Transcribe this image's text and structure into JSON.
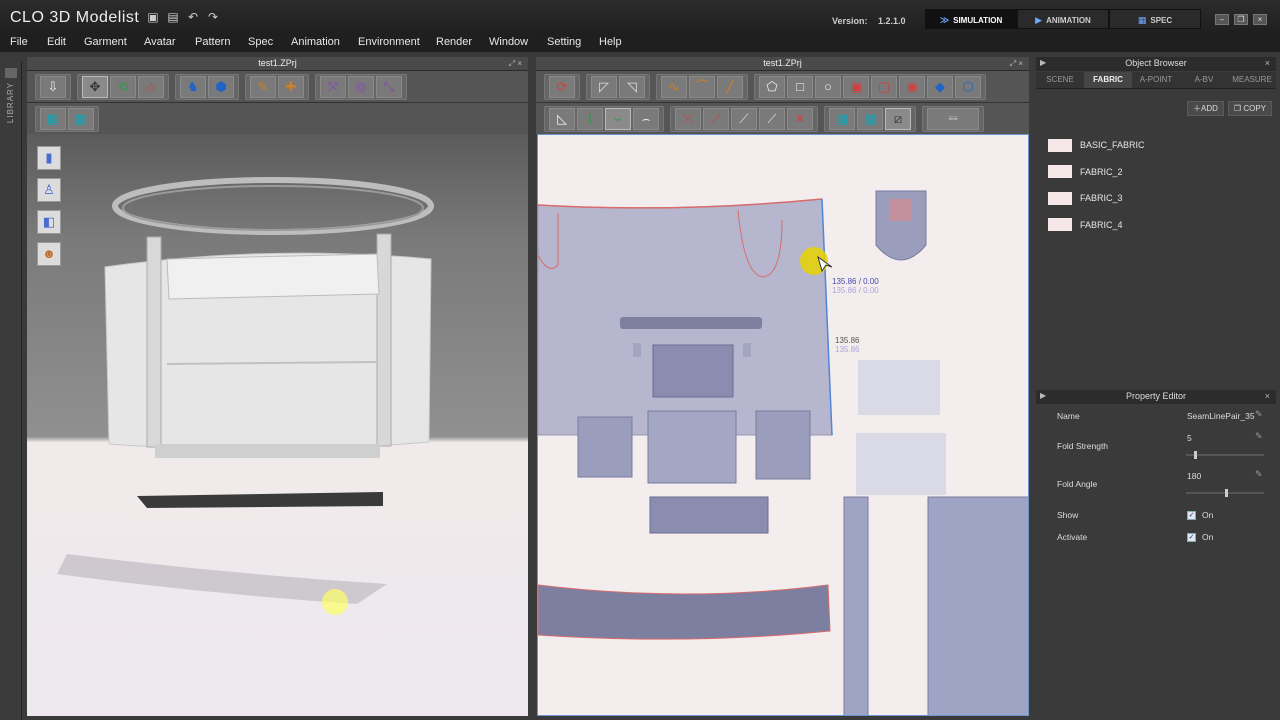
{
  "app": {
    "logo": "CLO 3D Modelist",
    "version_label": "Version:",
    "version_value": "1.2.1.0",
    "modes": [
      {
        "label": "SIMULATION",
        "icon": "simulation-icon",
        "active": true
      },
      {
        "label": "ANIMATION",
        "icon": "animation-icon",
        "active": false
      },
      {
        "label": "SPEC",
        "icon": "spec-icon",
        "active": false
      }
    ]
  },
  "menu": [
    "File",
    "Edit",
    "Garment",
    "Avatar",
    "Pattern",
    "Spec",
    "Animation",
    "Environment",
    "Render",
    "Window",
    "Setting",
    "Help"
  ],
  "library": {
    "label": "LIBRARY"
  },
  "view3d": {
    "title": "test1.ZPrj"
  },
  "view2d": {
    "title": "test1.ZPrj",
    "annotations": {
      "point_a": "135.86 / 0.00",
      "point_a_ghost": "135.86 / 0.00",
      "length": "135.86",
      "length_ghost": "135.86"
    }
  },
  "object_browser": {
    "title": "Object Browser",
    "tabs": [
      "SCENE",
      "FABRIC",
      "A-POINT",
      "A-BV",
      "MEASURE"
    ],
    "active_tab": "FABRIC",
    "add_label": "ADD",
    "copy_label": "COPY",
    "fabrics": [
      "BASIC_FABRIC",
      "FABRIC_2",
      "FABRIC_3",
      "FABRIC_4"
    ]
  },
  "property_editor": {
    "title": "Property Editor",
    "name_label": "Name",
    "name_value": "SeamLinePair_35",
    "fold_strength_label": "Fold Strength",
    "fold_strength_value": "5",
    "fold_strength_level": 0.1,
    "fold_angle_label": "Fold Angle",
    "fold_angle_value": "180",
    "fold_angle_level": 0.5,
    "show_label": "Show",
    "show_value": "On",
    "activate_label": "Activate",
    "activate_value": "On"
  },
  "colors": {
    "accent": "#1e63c8",
    "pattern_fill": "#8e95b8",
    "seam_red": "#d86b6b",
    "highlight_yellow": "#e8d400"
  }
}
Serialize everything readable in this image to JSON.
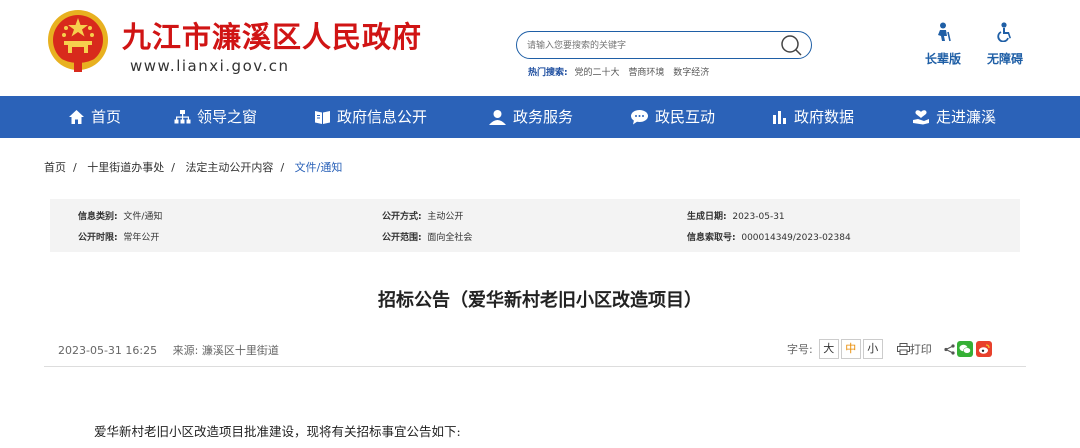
{
  "site": {
    "title": "九江市濂溪区人民政府",
    "url": "www.lianxi.gov.cn"
  },
  "search": {
    "placeholder": "请输入您要搜索的关键字",
    "hot_label": "热门搜索:",
    "hot_items": [
      "党的二十大",
      "营商环境",
      "数字经济"
    ]
  },
  "accessibility": {
    "elder": "长辈版",
    "barrier_free": "无障碍"
  },
  "nav": [
    {
      "label": "首页",
      "icon": "home-icon"
    },
    {
      "label": "领导之窗",
      "icon": "org-chart-icon"
    },
    {
      "label": "政府信息公开",
      "icon": "book-icon"
    },
    {
      "label": "政务服务",
      "icon": "user-service-icon"
    },
    {
      "label": "政民互动",
      "icon": "chat-icon"
    },
    {
      "label": "政府数据",
      "icon": "bar-chart-icon"
    },
    {
      "label": "走进濂溪",
      "icon": "heart-hand-icon"
    }
  ],
  "breadcrumb": [
    "首页",
    "十里街道办事处",
    "法定主动公开内容",
    "文件/通知"
  ],
  "meta": {
    "category_label": "信息类别:",
    "category": "文件/通知",
    "method_label": "公开方式:",
    "method": "主动公开",
    "date_label": "生成日期:",
    "date": "2023-05-31",
    "period_label": "公开时限:",
    "period": "常年公开",
    "scope_label": "公开范围:",
    "scope": "面向全社会",
    "index_label": "信息索取号:",
    "index": "000014349/2023-02384"
  },
  "article": {
    "title": "招标公告（爱华新村老旧小区改造项目）",
    "datetime": "2023-05-31 16:25",
    "source": "来源: 濂溪区十里街道",
    "font_label": "字号:",
    "font_sizes": [
      "大",
      "中",
      "小"
    ],
    "print_label": "打印",
    "body_first_line": "爱华新村老旧小区改造项目批准建设，现将有关招标事宜公告如下:"
  },
  "colors": {
    "brand_red": "#d01414",
    "nav_blue": "#2b62b8",
    "accent_orange": "#e88a00"
  }
}
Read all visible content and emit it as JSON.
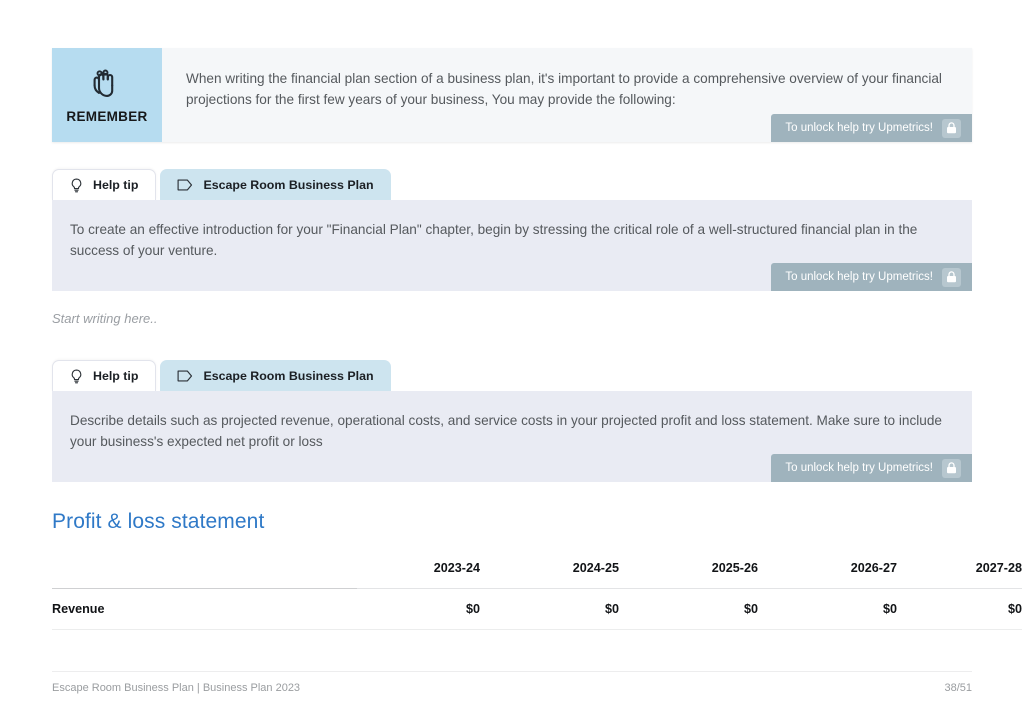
{
  "remember": {
    "label": "REMEMBER",
    "icon": "hand-string-reminder-icon",
    "body": "When writing the financial plan section of a business plan, it's important to provide a comprehensive overview of your financial projections for the first few years of your business, You may provide the following:",
    "unlock": {
      "text": "To unlock help try Upmetrics!",
      "icon": "lock-icon"
    }
  },
  "tip_one": {
    "tabs": [
      {
        "label": "Help tip",
        "icon": "lightbulb-icon",
        "active": false
      },
      {
        "label": "Escape Room Business Plan",
        "icon": "tag-icon",
        "active": true
      }
    ],
    "body": "To create an effective introduction for your \"Financial Plan\" chapter, begin by stressing the critical role of a well-structured financial plan in the success of your venture.",
    "unlock": {
      "text": "To unlock help try Upmetrics!",
      "icon": "lock-icon"
    }
  },
  "editor": {
    "placeholder": "Start writing here.."
  },
  "tip_two": {
    "tabs": [
      {
        "label": "Help tip",
        "icon": "lightbulb-icon",
        "active": false
      },
      {
        "label": "Escape Room Business Plan",
        "icon": "tag-icon",
        "active": true
      }
    ],
    "body": "Describe details such as projected revenue, operational costs, and service costs in your projected profit and loss statement. Make sure to include your business's expected net profit or loss",
    "unlock": {
      "text": "To unlock help try Upmetrics!",
      "icon": "lock-icon"
    }
  },
  "section": {
    "heading": "Profit & loss statement"
  },
  "table": {
    "columns": [
      "",
      "2023-24",
      "2024-25",
      "2025-26",
      "2026-27",
      "2027-28"
    ],
    "rows": [
      {
        "label": "Revenue",
        "values": [
          "$0",
          "$0",
          "$0",
          "$0",
          "$0"
        ]
      }
    ]
  },
  "footer": {
    "left": "Escape Room Business Plan | Business Plan 2023",
    "right": "38/51"
  },
  "colors": {
    "accent_blue": "#2f79c7",
    "badge_blue": "#b6dcf0",
    "tab_active": "#cde4ef",
    "tip_body": "#e9ebf3",
    "unlock_pill": "#9fb3bd"
  }
}
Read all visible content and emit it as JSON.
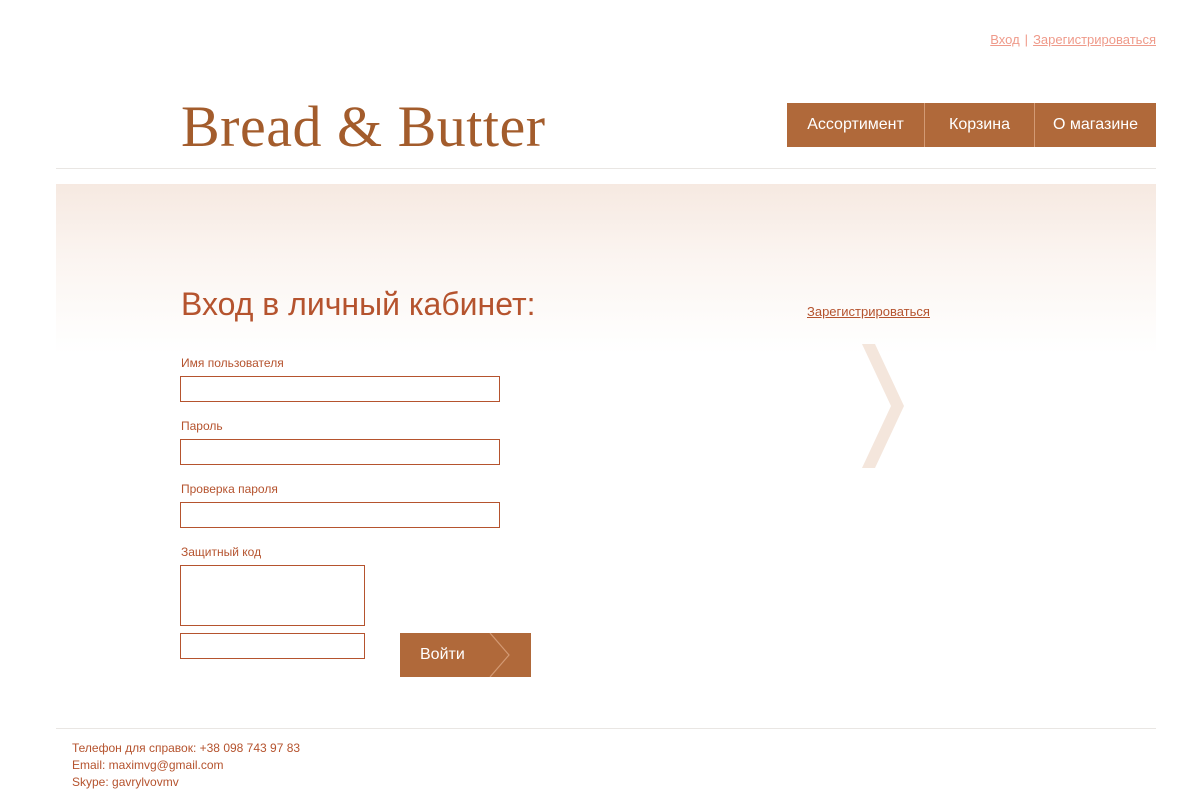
{
  "header": {
    "login_link": "Вход",
    "separator": "|",
    "register_link": "Зарегистрироваться",
    "logo": "Bread & Butter",
    "nav": [
      {
        "label": "Ассортимент"
      },
      {
        "label": "Корзина"
      },
      {
        "label": "О магазине"
      }
    ]
  },
  "main": {
    "title": "Вход в личный кабинет:",
    "register_link": "Зарегистрироваться",
    "form": {
      "username_label": "Имя пользователя",
      "username_value": "",
      "password_label": "Пароль",
      "password_value": "",
      "password_confirm_label": "Проверка пароля",
      "password_confirm_value": "",
      "captcha_label": "Защитный код",
      "captcha_value": "",
      "submit_label": "Войти"
    }
  },
  "footer": {
    "phone": "Телефон для справок: +38 098 743 97 83",
    "email": "Email: maximvg@gmail.com",
    "skype": "Skype: gavrylvovmv"
  },
  "colors": {
    "brand": "#b0693a",
    "text_accent": "#b5532e",
    "top_link": "#ef9a8a",
    "banner_gradient_top": "#f6e9e1",
    "chevron": "#f4e6dc"
  },
  "icons": {
    "big_chevron": "chevron-right-icon",
    "button_chevron": "chevron-right-icon"
  }
}
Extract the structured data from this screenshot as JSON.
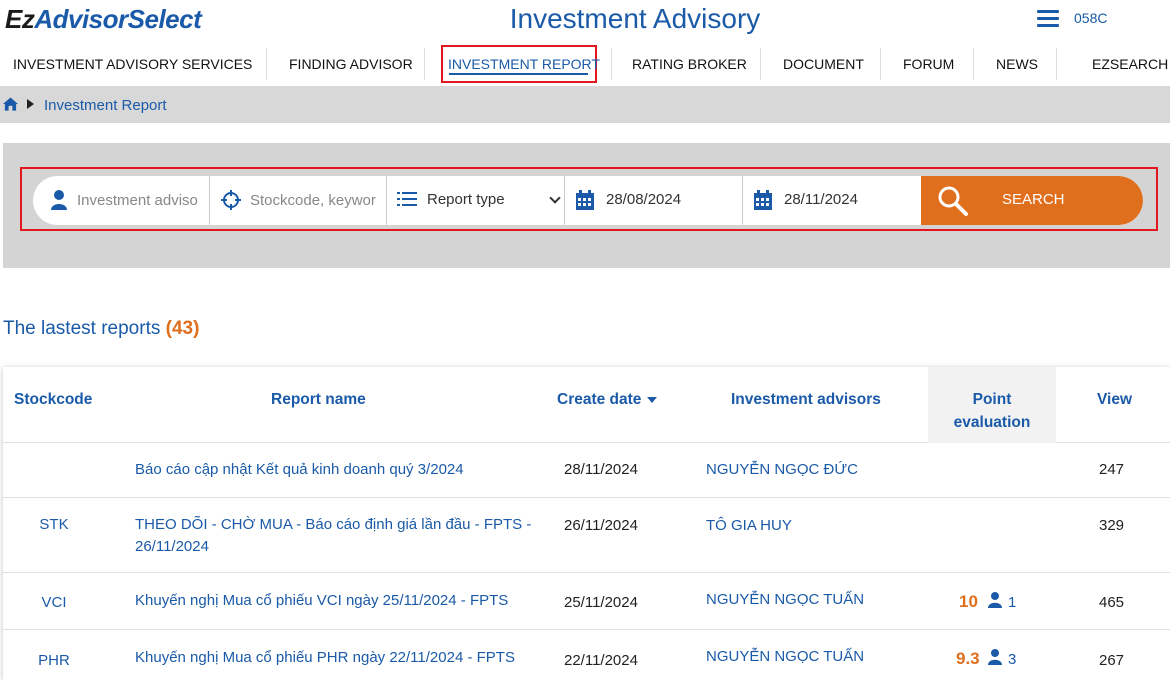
{
  "header": {
    "logo_ez": "Ez",
    "logo_brand": "AdvisorSelect",
    "title": "Investment Advisory",
    "user_code": "058C"
  },
  "nav": {
    "items": [
      {
        "label": "INVESTMENT ADVISORY SERVICES"
      },
      {
        "label": "FINDING ADVISOR"
      },
      {
        "label": "INVESTMENT REPORT"
      },
      {
        "label": "RATING BROKER"
      },
      {
        "label": "DOCUMENT"
      },
      {
        "label": "FORUM"
      },
      {
        "label": "NEWS"
      },
      {
        "label": "EZSEARCH"
      }
    ],
    "active_index": 2
  },
  "breadcrumb": {
    "current": "Investment Report"
  },
  "search": {
    "advisor_placeholder": "Investment adviso",
    "keyword_placeholder": "Stockcode, keywor",
    "report_type": "Report type",
    "date_from": "28/08/2024",
    "date_to": "28/11/2024",
    "button_label": "SEARCH"
  },
  "reports": {
    "title": "The lastest reports",
    "count": "(43)",
    "columns": {
      "stockcode": "Stockcode",
      "report_name": "Report name",
      "create_date": "Create date",
      "advisors": "Investment advisors",
      "point_line1": "Point",
      "point_line2": "evaluation",
      "view": "View"
    },
    "rows": [
      {
        "stockcode": "",
        "name": "Báo cáo cập nhật Kết quả kinh doanh quý 3/2024",
        "date": "28/11/2024",
        "advisor": "NGUYỄN NGỌC ĐỨC",
        "point": "",
        "raters": "",
        "view": "247"
      },
      {
        "stockcode": "STK",
        "name": "THEO DÕI - CHỜ MUA - Báo cáo định giá lần đầu - FPTS - 26/11/2024",
        "date": "26/11/2024",
        "advisor": "TÔ GIA HUY",
        "point": "",
        "raters": "",
        "view": "329"
      },
      {
        "stockcode": "VCI",
        "name": "Khuyến nghị Mua cổ phiếu VCI ngày 25/11/2024 - FPTS",
        "date": "25/11/2024",
        "advisor": "NGUYỄN NGỌC TUẤN",
        "point": "10",
        "raters": "1",
        "view": "465"
      },
      {
        "stockcode": "PHR",
        "name": "Khuyến nghị Mua cổ phiếu PHR ngày 22/11/2024 - FPTS",
        "date": "22/11/2024",
        "advisor": "NGUYỄN NGỌC TUẤN",
        "point": "9.3",
        "raters": "3",
        "view": "267"
      }
    ]
  },
  "colors": {
    "brand_blue": "#1a5aa8",
    "accent_orange": "#e06f1d",
    "highlight_red": "#e3151f"
  }
}
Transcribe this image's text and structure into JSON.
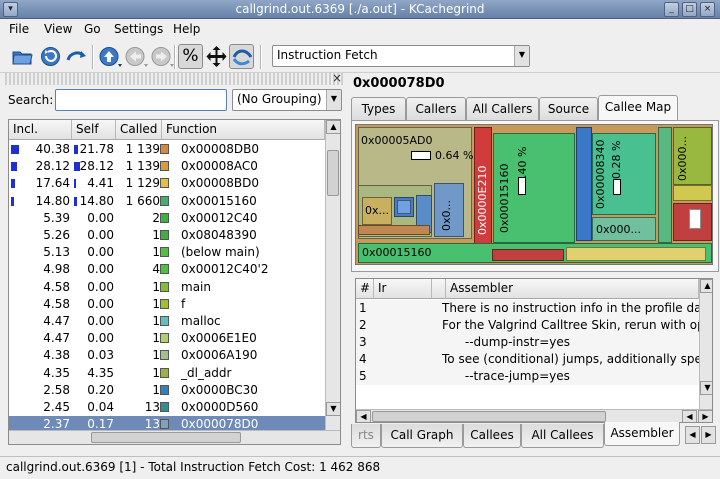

::::::::

→ **BRIEF**
Isolate each line of the listing above that includes "loss". Copy it.

→ **ANSWER TO THIS EXERCISE**
    "body": "Describe details such as projected revenue, operational costs, and service costs in your projected profit and loss statement. Make sure to include your business's expected net profit or loss",
    "heading": "Profit & loss statement"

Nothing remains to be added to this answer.